- TASK DETAILS -
Copy the lines holding the word "Video", all of them.

[Recorded data]
▽
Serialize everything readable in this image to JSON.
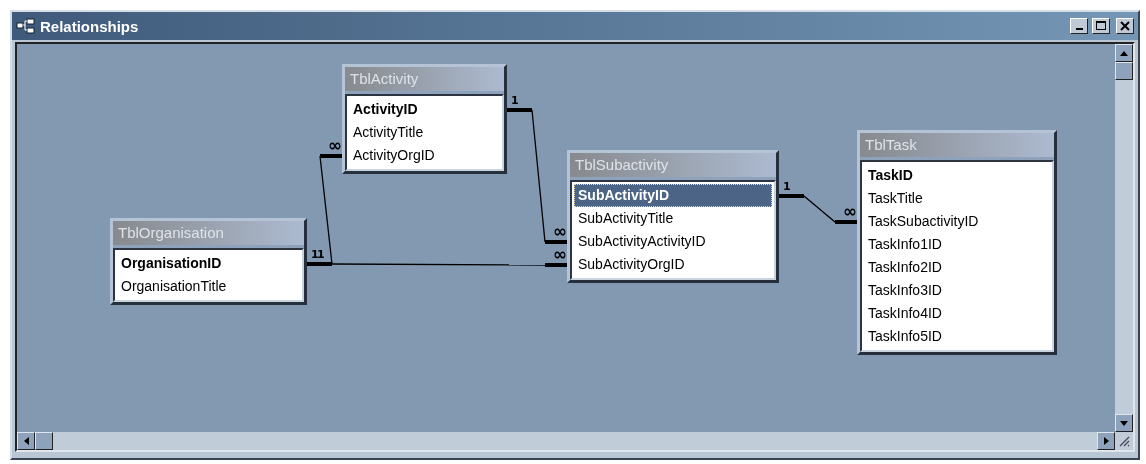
{
  "window": {
    "title": "Relationships"
  },
  "tables": [
    {
      "name": "TblActivity",
      "fields": [
        {
          "name": "ActivityID",
          "primary_key": true,
          "selected": false
        },
        {
          "name": "ActivityTitle",
          "primary_key": false,
          "selected": false
        },
        {
          "name": "ActivityOrgID",
          "primary_key": false,
          "selected": false
        }
      ]
    },
    {
      "name": "TblOrganisation",
      "fields": [
        {
          "name": "OrganisationID",
          "primary_key": true,
          "selected": false
        },
        {
          "name": "OrganisationTitle",
          "primary_key": false,
          "selected": false
        }
      ]
    },
    {
      "name": "TblSubactivity",
      "fields": [
        {
          "name": "SubActivityID",
          "primary_key": true,
          "selected": true
        },
        {
          "name": "SubActivityTitle",
          "primary_key": false,
          "selected": false
        },
        {
          "name": "SubActivityActivityID",
          "primary_key": false,
          "selected": false
        },
        {
          "name": "SubActivityOrgID",
          "primary_key": false,
          "selected": false
        }
      ]
    },
    {
      "name": "TblTask",
      "fields": [
        {
          "name": "TaskID",
          "primary_key": true,
          "selected": false
        },
        {
          "name": "TaskTitle",
          "primary_key": false,
          "selected": false
        },
        {
          "name": "TaskSubactivityID",
          "primary_key": false,
          "selected": false
        },
        {
          "name": "TaskInfo1ID",
          "primary_key": false,
          "selected": false
        },
        {
          "name": "TaskInfo2ID",
          "primary_key": false,
          "selected": false
        },
        {
          "name": "TaskInfo3ID",
          "primary_key": false,
          "selected": false
        },
        {
          "name": "TaskInfo4ID",
          "primary_key": false,
          "selected": false
        },
        {
          "name": "TaskInfo5ID",
          "primary_key": false,
          "selected": false
        }
      ]
    }
  ],
  "relationships": [
    {
      "from_label": "1",
      "to_label": "∞"
    },
    {
      "from_label": "1",
      "to_label": "∞"
    },
    {
      "from_label": "1",
      "to_label": "∞"
    },
    {
      "from_label": "1",
      "to_label": "∞"
    }
  ]
}
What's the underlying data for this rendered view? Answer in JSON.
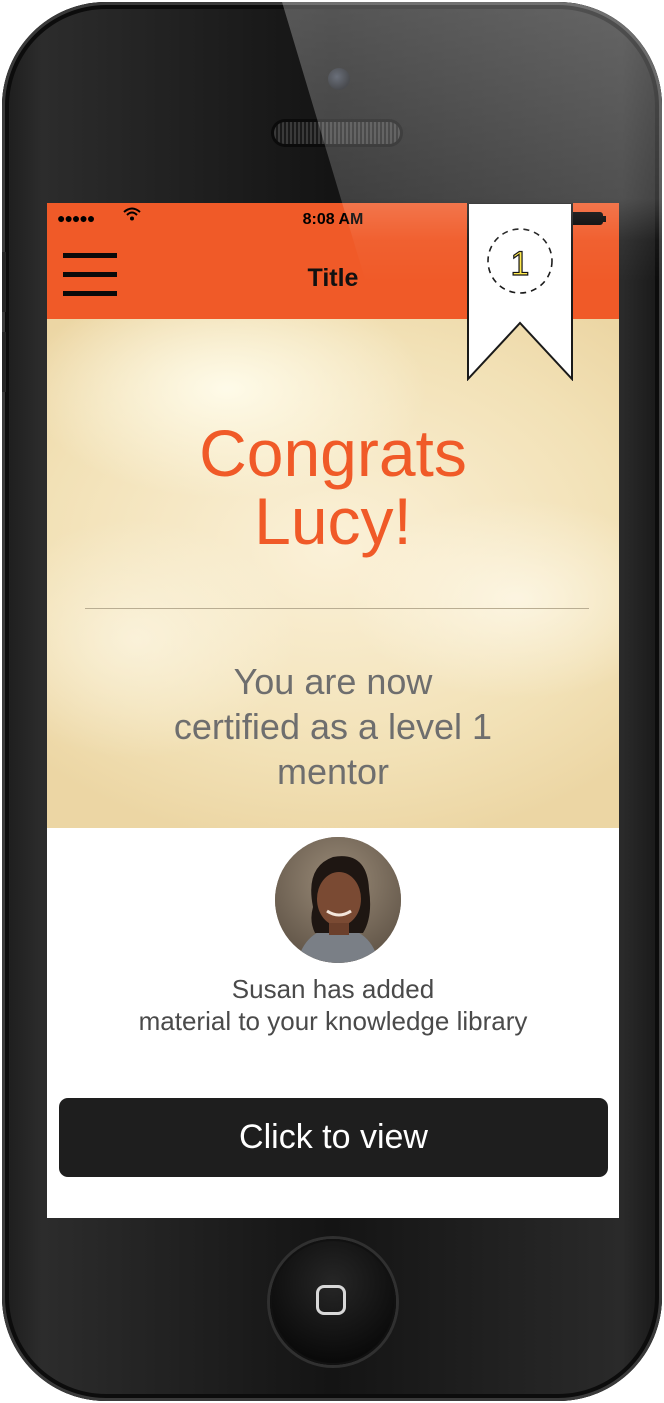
{
  "status_bar": {
    "signal": "●●●●●",
    "wifi_icon": "wifi-icon",
    "time": "8:08 AM",
    "battery_icon": "battery-icon"
  },
  "header": {
    "menu_icon": "hamburger-menu-icon",
    "title": "Title",
    "badge": {
      "icon": "ribbon-badge-icon",
      "level": "1"
    }
  },
  "hero": {
    "congrats_line1": "Congrats",
    "congrats_line2": "Lucy!",
    "message_line1": "You are now",
    "message_line2": "certified as a level 1",
    "message_line3": "mentor"
  },
  "notification": {
    "avatar_icon": "user-avatar",
    "line1": "Susan has added",
    "line2": "material to your knowledge library"
  },
  "cta": {
    "label": "Click to view"
  },
  "colors": {
    "accent": "#f05a28",
    "button_bg": "#1e1e1e",
    "hero_bg": "#f2e1b6",
    "badge_number": "#ffeb3b"
  }
}
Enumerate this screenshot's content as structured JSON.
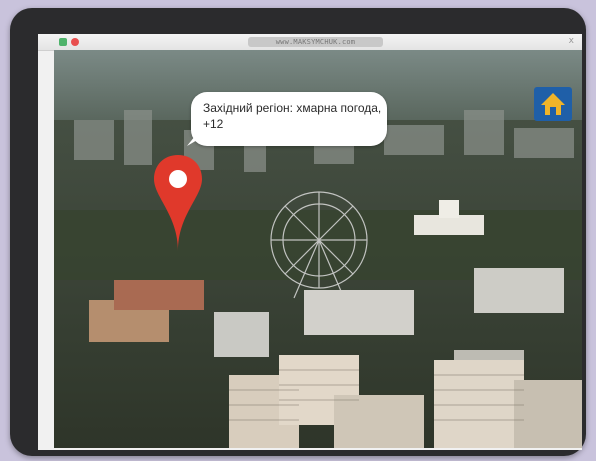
{
  "browser": {
    "url": "www.MAKSYMCHUK.com",
    "close_glyph": "x"
  },
  "map": {
    "tooltip_text": "Західний регіон: хмарна погода, +12",
    "pin_color": "#e0392b",
    "home_button_color": "#1f5fa8",
    "home_icon_color": "#f0b429"
  },
  "icons": [
    "home-icon",
    "location-pin-icon"
  ]
}
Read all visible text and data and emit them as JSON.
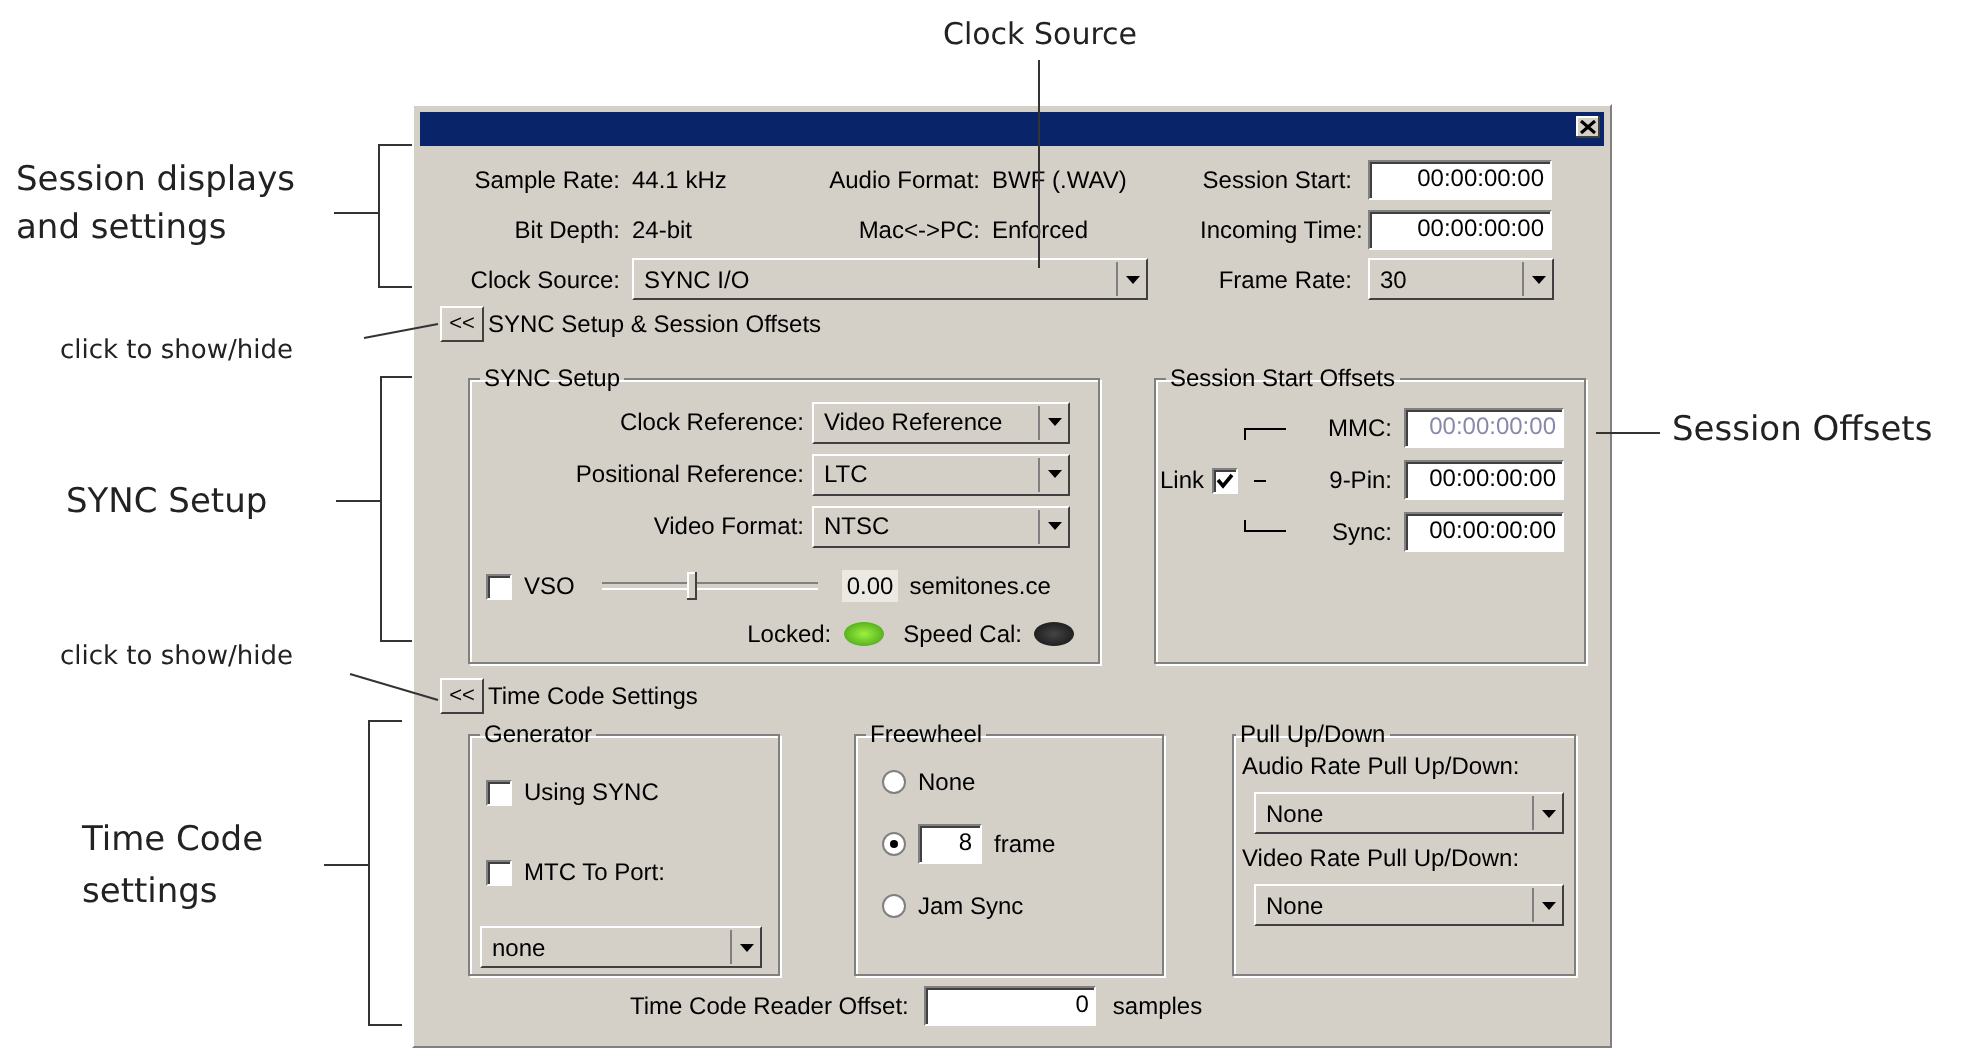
{
  "session_info": [
    {
      "label": "Sample Rate:",
      "value": "44.1 kHz"
    },
    {
      "label": "Audio Format:",
      "value": "BWF (.WAV)"
    },
    {
      "label": "Bit Depth:",
      "value": "24-bit"
    },
    {
      "label": "Mac<->PC:",
      "value": "Enforced"
    }
  ],
  "session_times": [
    {
      "label": "Session Start:",
      "value": "00:00:00:00"
    },
    {
      "label": "Incoming Time:",
      "value": "00:00:00:00"
    }
  ],
  "clock_source": {
    "label": "Clock Source:",
    "value": "SYNC I/O"
  },
  "frame_rate": {
    "label": "Frame Rate:",
    "value": "30"
  },
  "sync_toggle": {
    "button": "<<",
    "label": "SYNC Setup & Session Offsets"
  },
  "sync_setup": {
    "title": "SYNC Setup",
    "dropdowns": [
      {
        "label": "Clock Reference:",
        "value": "Video Reference"
      },
      {
        "label": "Positional Reference:",
        "value": "LTC"
      },
      {
        "label": "Video Format:",
        "value": "NTSC"
      }
    ],
    "vso": {
      "label": "VSO",
      "checked": false,
      "level": 0.4,
      "reading": "0.00",
      "unit": "semitones.ce"
    },
    "indicators": [
      {
        "label": "Locked:",
        "on": true
      },
      {
        "label": "Speed Cal:",
        "on": false
      }
    ]
  },
  "session_offsets": {
    "title": "Session Start Offsets",
    "link": {
      "label": "Link",
      "checked": true
    },
    "fields": [
      {
        "label": "MMC:",
        "value": "00:00:00:00",
        "disabled": true
      },
      {
        "label": "9-Pin:",
        "value": "00:00:00:00",
        "disabled": false
      },
      {
        "label": "Sync:",
        "value": "00:00:00:00",
        "disabled": false
      }
    ]
  },
  "timecode_toggle": {
    "button": "<<",
    "label": "Time Code Settings"
  },
  "generator": {
    "title": "Generator",
    "options": [
      {
        "label": "Using SYNC",
        "checked": false
      },
      {
        "label": "MTC To Port:",
        "checked": false
      }
    ],
    "port": "none"
  },
  "freewheel": {
    "title": "Freewheel",
    "options": [
      {
        "kind": "plain",
        "label": "None",
        "selected": false
      },
      {
        "kind": "frames",
        "value": "8",
        "label": "frame",
        "selected": true
      },
      {
        "kind": "plain",
        "label": "Jam Sync",
        "selected": false
      }
    ]
  },
  "pull": {
    "title": "Pull Up/Down",
    "dropdowns": [
      {
        "label": "Audio Rate Pull Up/Down:",
        "value": "None"
      },
      {
        "label": "Video Rate Pull Up/Down:",
        "value": "None"
      }
    ]
  },
  "reader_offset": {
    "label": "Time Code Reader Offset:",
    "value": "0",
    "unit": "samples"
  },
  "callouts": [
    {
      "text": "Clock Source"
    },
    {
      "text": "Session displays and settings"
    },
    {
      "text": "click to show/hide"
    },
    {
      "text": "SYNC Setup"
    },
    {
      "text": "click to show/hide"
    },
    {
      "text": "Time Code settings"
    },
    {
      "text": "Session Offsets"
    }
  ]
}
△
- EXERCISE RESPONSE -
        "value": "Video Reference"
        "label": "Video Format:",
        "label": "Video Rate Pull Up/Down:",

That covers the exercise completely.